Give the number of lines that contain the string "JSON", please, and nothing else.

RAW RECORDS
···

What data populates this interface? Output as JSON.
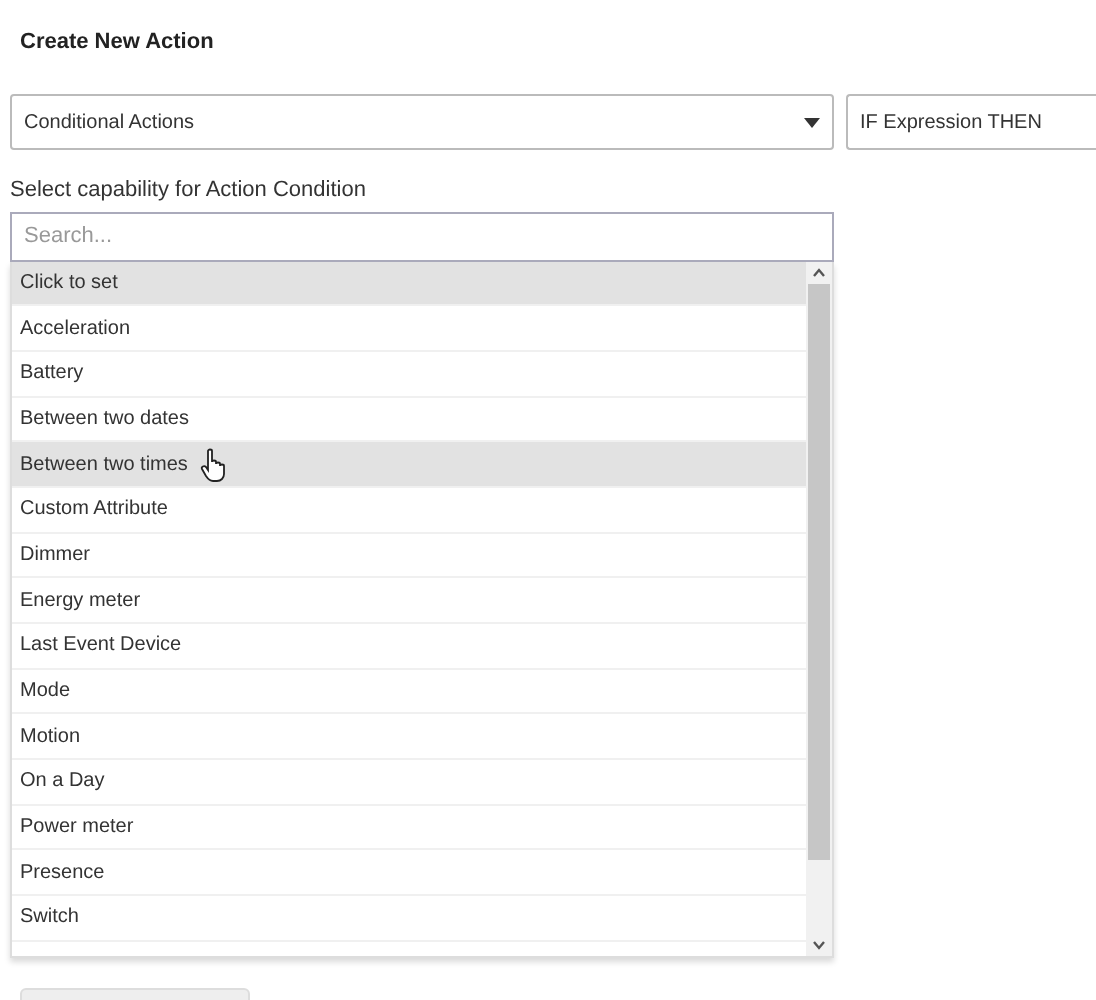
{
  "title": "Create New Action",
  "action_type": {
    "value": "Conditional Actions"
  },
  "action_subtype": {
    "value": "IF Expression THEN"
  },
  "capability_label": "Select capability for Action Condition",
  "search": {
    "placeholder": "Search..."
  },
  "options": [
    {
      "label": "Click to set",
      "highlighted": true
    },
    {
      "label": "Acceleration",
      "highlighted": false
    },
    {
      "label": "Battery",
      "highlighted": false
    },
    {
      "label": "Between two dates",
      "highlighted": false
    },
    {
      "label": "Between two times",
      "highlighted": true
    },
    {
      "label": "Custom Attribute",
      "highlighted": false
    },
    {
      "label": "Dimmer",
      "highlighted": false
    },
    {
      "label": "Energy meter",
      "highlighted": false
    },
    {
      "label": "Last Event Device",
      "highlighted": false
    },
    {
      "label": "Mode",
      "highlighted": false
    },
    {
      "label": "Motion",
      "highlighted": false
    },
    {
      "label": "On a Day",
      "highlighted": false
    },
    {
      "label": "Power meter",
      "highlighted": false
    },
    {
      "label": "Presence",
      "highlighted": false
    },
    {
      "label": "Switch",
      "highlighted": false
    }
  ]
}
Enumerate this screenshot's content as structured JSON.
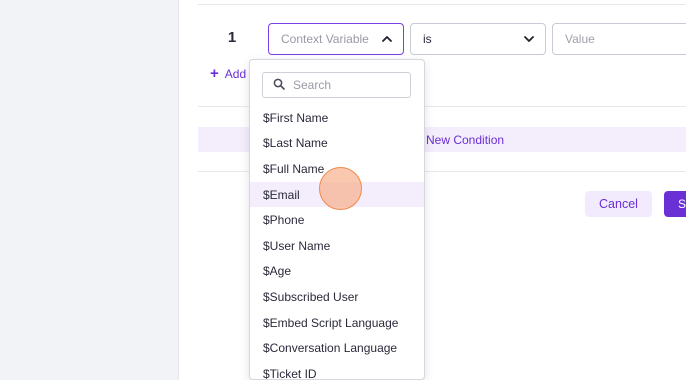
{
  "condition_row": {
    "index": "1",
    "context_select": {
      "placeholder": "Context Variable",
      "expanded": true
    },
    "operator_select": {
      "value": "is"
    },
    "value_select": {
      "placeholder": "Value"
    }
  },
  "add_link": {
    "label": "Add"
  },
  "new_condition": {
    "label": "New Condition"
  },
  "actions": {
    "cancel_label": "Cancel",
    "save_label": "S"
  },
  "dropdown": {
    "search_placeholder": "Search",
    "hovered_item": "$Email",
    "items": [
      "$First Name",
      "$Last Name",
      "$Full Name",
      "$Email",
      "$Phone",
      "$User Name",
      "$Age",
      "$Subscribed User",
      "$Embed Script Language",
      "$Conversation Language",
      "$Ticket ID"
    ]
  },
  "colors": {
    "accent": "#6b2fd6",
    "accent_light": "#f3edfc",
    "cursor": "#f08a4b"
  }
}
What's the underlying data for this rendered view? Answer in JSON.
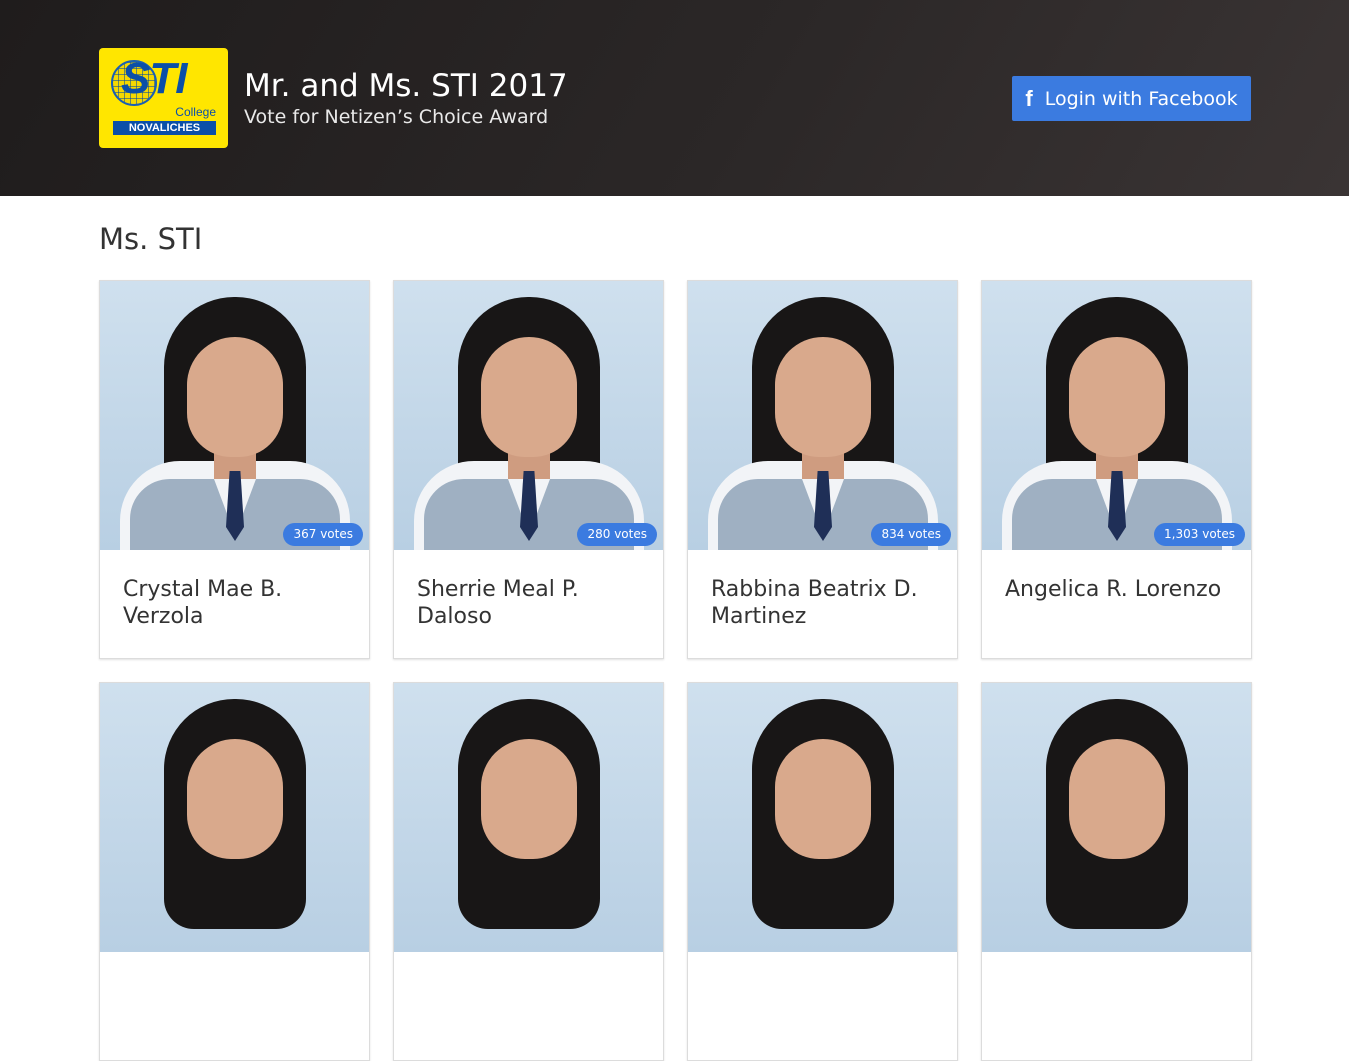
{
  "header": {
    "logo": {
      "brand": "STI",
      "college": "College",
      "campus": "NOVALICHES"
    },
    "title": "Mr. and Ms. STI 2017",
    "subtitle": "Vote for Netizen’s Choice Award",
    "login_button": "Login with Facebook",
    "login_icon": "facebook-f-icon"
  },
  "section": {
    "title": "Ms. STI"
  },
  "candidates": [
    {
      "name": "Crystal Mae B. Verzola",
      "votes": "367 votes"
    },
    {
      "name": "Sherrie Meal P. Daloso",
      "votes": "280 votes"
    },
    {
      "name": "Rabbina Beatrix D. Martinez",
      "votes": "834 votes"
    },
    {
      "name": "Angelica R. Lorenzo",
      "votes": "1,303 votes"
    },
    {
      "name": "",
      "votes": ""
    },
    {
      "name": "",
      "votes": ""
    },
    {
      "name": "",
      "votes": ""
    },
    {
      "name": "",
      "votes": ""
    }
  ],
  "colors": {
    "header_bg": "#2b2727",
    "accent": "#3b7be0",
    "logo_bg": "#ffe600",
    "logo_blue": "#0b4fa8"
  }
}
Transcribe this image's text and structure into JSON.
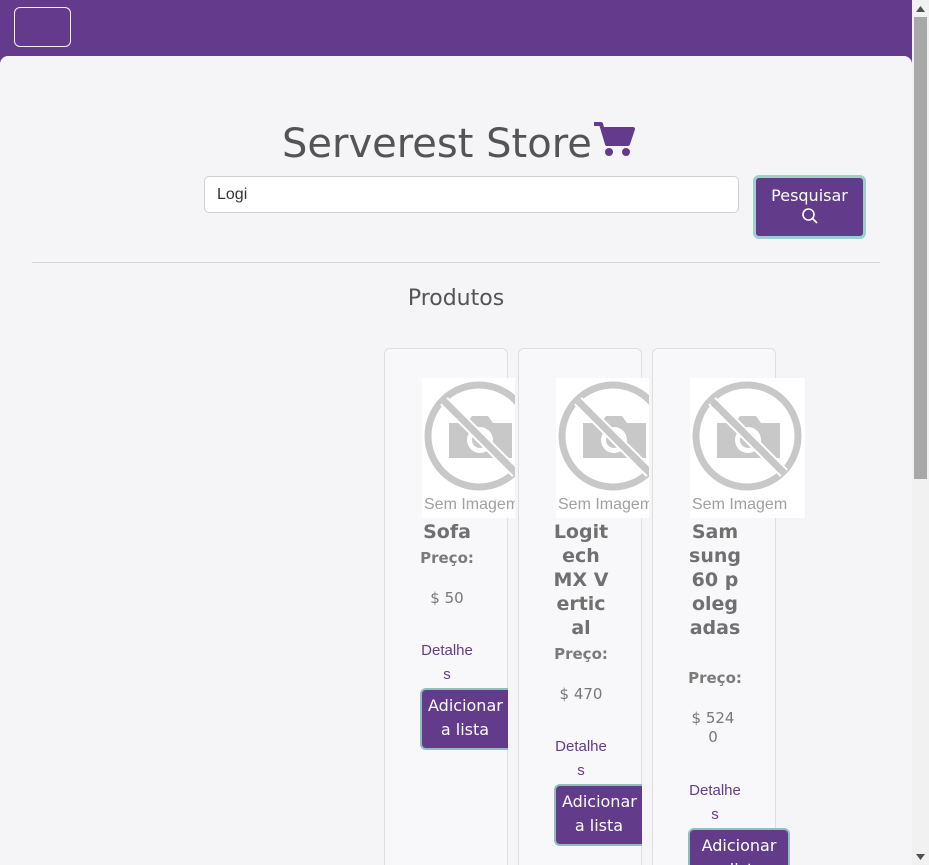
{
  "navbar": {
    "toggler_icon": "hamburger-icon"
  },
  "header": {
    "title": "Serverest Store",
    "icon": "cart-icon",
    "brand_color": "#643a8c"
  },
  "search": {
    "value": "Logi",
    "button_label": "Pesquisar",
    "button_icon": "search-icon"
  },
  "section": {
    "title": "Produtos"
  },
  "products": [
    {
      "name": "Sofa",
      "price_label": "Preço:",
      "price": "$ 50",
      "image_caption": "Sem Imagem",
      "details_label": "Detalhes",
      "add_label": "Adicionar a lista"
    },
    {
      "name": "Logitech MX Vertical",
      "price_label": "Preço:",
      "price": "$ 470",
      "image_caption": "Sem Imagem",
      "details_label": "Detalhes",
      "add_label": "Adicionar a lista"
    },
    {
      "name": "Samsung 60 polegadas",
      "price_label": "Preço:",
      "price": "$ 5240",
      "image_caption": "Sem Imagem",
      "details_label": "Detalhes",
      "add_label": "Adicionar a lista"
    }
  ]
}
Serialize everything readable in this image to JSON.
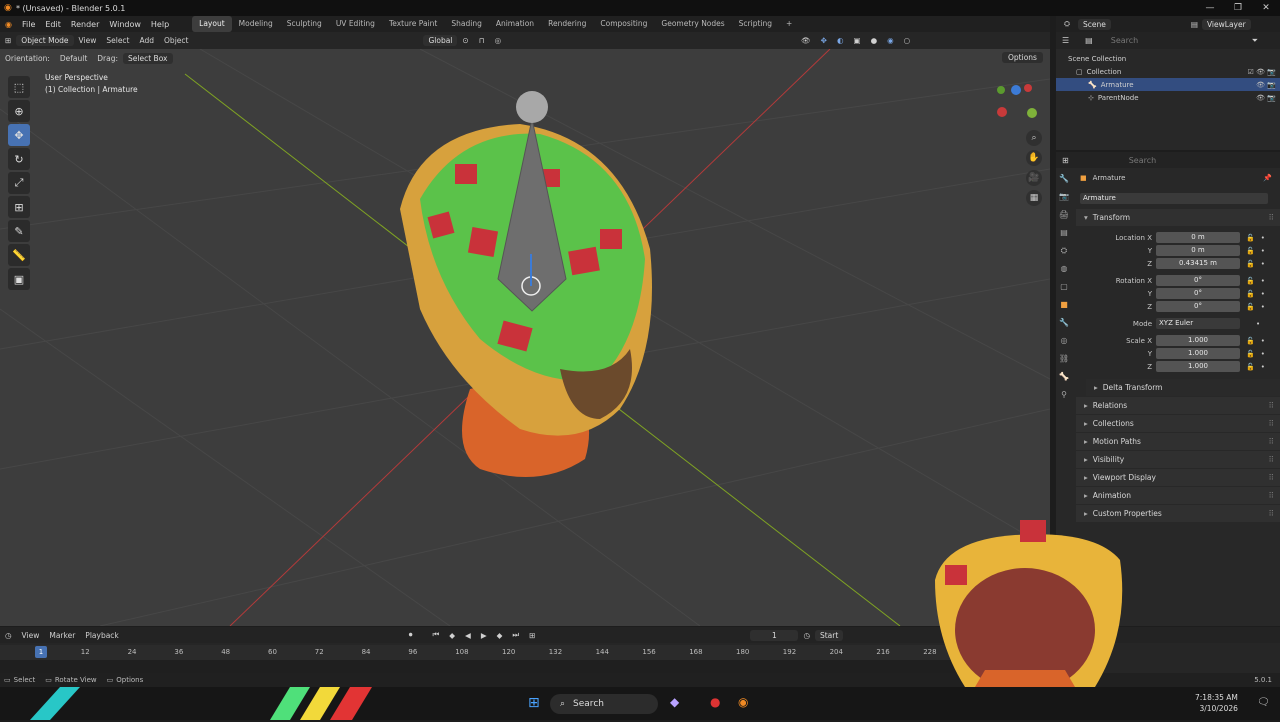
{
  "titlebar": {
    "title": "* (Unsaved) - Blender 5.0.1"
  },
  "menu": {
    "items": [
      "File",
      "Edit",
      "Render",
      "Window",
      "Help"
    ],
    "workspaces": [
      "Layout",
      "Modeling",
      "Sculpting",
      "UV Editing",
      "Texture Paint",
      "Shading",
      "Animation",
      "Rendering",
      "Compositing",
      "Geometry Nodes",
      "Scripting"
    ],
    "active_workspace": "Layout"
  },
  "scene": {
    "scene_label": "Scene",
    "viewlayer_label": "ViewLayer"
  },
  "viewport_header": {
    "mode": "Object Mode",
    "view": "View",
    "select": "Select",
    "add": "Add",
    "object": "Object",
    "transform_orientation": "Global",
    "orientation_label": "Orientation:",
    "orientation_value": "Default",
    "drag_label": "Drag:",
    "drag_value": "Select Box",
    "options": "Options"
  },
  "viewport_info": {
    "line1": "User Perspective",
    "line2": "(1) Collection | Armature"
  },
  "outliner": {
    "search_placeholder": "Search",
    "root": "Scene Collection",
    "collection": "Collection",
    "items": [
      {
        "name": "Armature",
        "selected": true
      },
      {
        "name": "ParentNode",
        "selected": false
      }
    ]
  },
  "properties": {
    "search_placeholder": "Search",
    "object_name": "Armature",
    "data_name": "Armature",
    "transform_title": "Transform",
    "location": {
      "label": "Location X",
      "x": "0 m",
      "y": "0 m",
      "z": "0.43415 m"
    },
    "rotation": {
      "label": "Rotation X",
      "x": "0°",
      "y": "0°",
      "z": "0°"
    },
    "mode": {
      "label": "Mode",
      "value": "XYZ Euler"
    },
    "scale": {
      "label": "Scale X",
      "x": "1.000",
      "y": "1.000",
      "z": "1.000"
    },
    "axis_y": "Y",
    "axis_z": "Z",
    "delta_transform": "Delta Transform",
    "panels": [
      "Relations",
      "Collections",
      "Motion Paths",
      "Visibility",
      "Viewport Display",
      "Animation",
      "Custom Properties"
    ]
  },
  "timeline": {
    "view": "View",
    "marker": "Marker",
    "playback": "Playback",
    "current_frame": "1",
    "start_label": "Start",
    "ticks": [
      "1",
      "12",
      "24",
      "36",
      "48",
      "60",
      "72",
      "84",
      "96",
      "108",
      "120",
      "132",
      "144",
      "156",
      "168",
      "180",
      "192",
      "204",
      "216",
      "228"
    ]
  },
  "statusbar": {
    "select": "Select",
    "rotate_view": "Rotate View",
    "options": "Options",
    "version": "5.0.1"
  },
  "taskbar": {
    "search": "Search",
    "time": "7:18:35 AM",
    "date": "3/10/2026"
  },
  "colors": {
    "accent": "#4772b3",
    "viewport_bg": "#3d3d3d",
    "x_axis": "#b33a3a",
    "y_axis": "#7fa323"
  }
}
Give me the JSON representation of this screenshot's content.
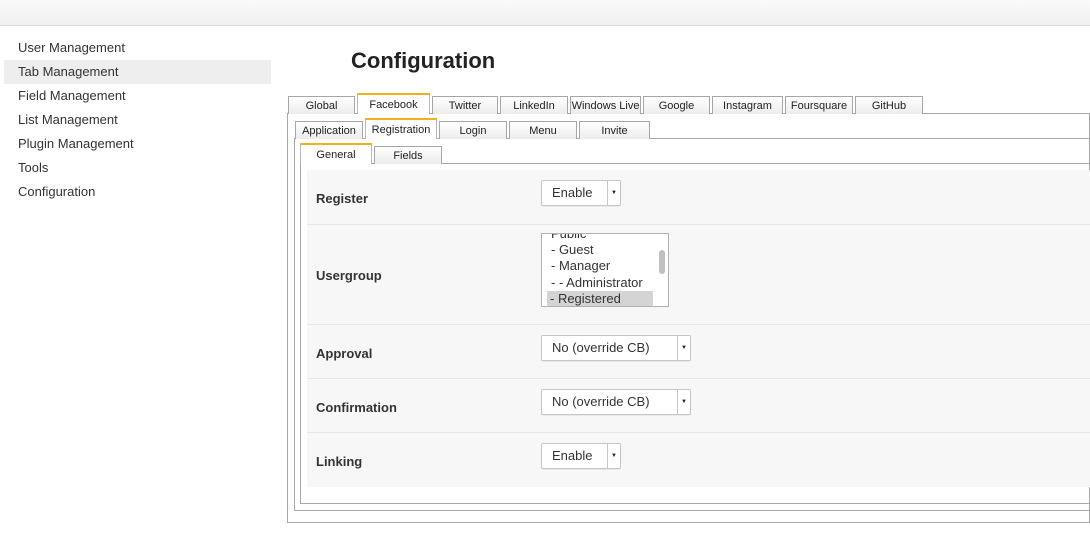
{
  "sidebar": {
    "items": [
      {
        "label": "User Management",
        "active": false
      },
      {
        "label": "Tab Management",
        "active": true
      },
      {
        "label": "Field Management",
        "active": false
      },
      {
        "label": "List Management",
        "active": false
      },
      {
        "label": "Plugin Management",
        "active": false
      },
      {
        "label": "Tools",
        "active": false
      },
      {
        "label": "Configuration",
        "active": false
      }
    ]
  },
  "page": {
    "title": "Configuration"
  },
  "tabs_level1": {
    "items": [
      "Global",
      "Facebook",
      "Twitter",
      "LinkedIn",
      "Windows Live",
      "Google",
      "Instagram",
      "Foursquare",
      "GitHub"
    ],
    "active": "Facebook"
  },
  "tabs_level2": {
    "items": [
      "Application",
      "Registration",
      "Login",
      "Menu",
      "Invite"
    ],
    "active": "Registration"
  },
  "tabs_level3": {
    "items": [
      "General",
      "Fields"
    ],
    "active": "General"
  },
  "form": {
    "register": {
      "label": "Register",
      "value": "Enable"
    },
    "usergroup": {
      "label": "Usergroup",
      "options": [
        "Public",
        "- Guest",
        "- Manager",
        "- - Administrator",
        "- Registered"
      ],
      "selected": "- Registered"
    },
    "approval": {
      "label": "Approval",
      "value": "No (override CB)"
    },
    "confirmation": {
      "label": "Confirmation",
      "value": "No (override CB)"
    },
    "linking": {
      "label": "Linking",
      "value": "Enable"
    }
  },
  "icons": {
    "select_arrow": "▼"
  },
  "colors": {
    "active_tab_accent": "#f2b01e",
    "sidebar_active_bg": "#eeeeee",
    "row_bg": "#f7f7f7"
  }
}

···

COMPLETE OUTPUT
6